*WHAT THE TASK ASKS*
Decide whether each of the following statements agrees with the abstract on furosemide–amino acid co-amorphous systems, and answer yes or no with the exact words of the abstract that decide it. 1. The co-amorphous systems were prepared by oscillating ball milling. 2. The FUR/TRP system is most stable when the molar ratio for FUR is 0.527. 3. The most stable systems dissolved three times as fast as pure FUR.

Co-amorphization Story of Furosemide-Amino Acid Systems: Protonation and Aromatic Stacking Insights for Promoting Compatibility and Stability

Furosemide (FUR) is usually used to treat congestive heart failure and edema. Although bioavailability problems exist due to its poor solubility and unstable gastrointestinal absorption, preparing FUR/amino acid (AA) co-amorphous systems is regarded as a promising way to solve this problem. In this work, the oscillating ball milling method was successfully used to prepare the co-amorphous systems of FUR with l-cysteine, l-phenylalanine (PHE), l-arginine, l-tryptophan (TRP), and l-valine. Protonation of the secondary amino group (N2) in FUR probably results in interactions with the AA carboxyl group, which lead to excellent compatibility between FUR and AAs. The co-amorphous systems formed between FUR and PHE/TRP possess higher physical stability than other FUR/AA co-amorphous systems, which may be attributed to favorable aromatic stacking in FUR/PHE and FUR/TRP systems. Additional experiments were performed to explore the impact of co-former loadings on the stability of co-amorphous systems, which revealed that the co-amorphous systems are most stable when the molar ratios are at 0.527 and 0.423 for FUR in FUR/PHE and FUR/TRP systems, respectively. Finally, powder dissolution tests of the FUR/PHE and FUR/TRP co-amorphous systems were carried out, and the results demonstrated that the selected most stable co-amorphous systems have excellent dissolution advantage with a two-fold improvement of dissolution rate compared to pure FUR.

*EXERCISE DATA*

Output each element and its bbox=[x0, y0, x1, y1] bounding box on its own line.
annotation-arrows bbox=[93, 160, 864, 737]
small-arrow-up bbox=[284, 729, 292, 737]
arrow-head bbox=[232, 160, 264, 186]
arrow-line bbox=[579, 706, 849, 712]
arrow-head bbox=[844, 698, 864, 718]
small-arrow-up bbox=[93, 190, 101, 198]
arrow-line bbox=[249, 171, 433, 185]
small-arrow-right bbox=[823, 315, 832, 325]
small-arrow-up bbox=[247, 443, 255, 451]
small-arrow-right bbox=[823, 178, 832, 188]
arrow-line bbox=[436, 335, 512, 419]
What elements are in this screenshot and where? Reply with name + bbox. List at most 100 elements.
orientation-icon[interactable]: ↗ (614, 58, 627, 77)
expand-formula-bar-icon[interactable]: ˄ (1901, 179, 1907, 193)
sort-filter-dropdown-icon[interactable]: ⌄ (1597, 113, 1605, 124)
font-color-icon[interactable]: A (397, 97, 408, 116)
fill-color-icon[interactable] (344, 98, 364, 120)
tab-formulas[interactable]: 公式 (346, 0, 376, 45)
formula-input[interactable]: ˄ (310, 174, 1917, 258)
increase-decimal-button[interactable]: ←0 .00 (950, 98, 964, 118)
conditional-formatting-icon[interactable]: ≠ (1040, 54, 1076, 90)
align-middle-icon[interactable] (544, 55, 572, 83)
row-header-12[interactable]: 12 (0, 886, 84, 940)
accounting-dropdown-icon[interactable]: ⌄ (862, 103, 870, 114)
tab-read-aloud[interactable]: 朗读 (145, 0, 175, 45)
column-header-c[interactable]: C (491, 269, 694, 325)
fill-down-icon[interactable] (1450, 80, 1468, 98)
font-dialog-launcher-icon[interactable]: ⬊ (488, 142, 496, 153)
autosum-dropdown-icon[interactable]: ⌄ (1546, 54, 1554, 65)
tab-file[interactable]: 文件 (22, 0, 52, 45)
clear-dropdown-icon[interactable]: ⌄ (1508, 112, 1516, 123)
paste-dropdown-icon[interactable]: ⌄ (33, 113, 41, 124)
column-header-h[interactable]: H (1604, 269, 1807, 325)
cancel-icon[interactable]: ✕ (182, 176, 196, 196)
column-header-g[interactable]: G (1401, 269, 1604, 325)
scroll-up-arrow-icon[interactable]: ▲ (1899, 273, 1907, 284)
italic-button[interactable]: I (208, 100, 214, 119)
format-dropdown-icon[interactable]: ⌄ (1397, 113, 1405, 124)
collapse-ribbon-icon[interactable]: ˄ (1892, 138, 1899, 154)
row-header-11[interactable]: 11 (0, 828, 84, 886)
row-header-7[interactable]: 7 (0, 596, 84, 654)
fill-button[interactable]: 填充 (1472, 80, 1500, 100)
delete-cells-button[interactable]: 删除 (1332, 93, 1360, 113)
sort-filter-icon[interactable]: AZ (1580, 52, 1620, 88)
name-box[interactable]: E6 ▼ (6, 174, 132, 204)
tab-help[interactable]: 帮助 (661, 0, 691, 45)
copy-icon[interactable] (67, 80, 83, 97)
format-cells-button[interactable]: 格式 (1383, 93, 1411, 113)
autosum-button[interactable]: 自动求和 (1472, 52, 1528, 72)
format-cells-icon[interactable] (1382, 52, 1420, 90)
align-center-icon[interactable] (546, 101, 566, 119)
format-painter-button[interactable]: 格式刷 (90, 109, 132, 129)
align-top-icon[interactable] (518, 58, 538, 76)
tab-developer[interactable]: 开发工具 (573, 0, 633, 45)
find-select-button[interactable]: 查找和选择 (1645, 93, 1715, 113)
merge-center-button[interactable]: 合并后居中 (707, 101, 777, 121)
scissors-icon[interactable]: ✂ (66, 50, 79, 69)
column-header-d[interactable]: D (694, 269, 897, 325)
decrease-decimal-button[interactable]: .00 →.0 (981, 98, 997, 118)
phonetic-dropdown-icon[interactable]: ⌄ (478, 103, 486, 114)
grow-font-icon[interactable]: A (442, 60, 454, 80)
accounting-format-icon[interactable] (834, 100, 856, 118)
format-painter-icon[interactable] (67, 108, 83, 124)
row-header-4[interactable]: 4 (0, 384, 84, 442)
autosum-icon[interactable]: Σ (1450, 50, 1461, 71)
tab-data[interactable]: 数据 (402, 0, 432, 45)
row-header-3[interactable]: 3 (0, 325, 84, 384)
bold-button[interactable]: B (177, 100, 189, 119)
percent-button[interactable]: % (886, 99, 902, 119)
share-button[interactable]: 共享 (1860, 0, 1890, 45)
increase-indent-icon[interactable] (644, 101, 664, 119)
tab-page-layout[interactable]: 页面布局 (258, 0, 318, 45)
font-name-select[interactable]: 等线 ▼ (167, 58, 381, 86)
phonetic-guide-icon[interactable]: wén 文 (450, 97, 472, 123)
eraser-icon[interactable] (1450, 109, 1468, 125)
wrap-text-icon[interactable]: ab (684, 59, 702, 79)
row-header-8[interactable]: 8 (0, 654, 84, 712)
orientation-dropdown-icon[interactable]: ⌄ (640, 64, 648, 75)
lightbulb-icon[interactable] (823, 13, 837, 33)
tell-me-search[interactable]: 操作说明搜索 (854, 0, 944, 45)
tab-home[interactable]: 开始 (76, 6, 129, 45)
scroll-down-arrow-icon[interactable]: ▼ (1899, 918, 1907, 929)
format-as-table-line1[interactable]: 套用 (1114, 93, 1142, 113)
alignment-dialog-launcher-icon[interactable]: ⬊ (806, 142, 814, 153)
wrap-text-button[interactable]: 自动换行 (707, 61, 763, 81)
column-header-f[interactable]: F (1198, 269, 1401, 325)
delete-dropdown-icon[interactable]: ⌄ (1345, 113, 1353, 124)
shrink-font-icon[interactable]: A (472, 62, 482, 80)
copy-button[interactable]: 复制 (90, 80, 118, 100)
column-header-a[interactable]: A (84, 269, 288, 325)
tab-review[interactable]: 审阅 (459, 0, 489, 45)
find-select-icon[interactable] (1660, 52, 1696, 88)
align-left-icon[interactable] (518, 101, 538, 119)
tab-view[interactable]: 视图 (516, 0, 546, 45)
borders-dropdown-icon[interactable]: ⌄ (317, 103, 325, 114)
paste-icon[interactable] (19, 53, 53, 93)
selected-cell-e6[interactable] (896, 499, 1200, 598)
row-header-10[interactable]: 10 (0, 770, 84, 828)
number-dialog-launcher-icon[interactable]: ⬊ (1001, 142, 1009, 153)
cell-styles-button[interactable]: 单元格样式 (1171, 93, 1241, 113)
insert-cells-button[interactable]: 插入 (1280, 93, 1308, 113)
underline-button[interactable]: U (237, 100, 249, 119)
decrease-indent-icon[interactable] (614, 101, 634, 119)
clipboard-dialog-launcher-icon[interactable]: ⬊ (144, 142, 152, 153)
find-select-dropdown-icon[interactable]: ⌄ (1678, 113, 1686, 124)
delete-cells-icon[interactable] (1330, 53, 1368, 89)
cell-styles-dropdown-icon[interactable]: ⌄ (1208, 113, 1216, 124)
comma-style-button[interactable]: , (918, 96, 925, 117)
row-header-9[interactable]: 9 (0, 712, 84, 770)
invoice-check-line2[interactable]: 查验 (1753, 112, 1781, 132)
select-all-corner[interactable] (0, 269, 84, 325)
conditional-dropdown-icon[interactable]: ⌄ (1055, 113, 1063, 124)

*COMPLETED EXERCISE*
1. Yes: "the oscillating ball milling method was successfully used to prepare the co-amorphous systems"
2. No: "the molar ratios are at 0.527 and 0.423 for FUR in FUR/PHE and FUR/TRP systems, respectively"
3. No: "a two-fold improvement of dissolution rate compared to pure FUR"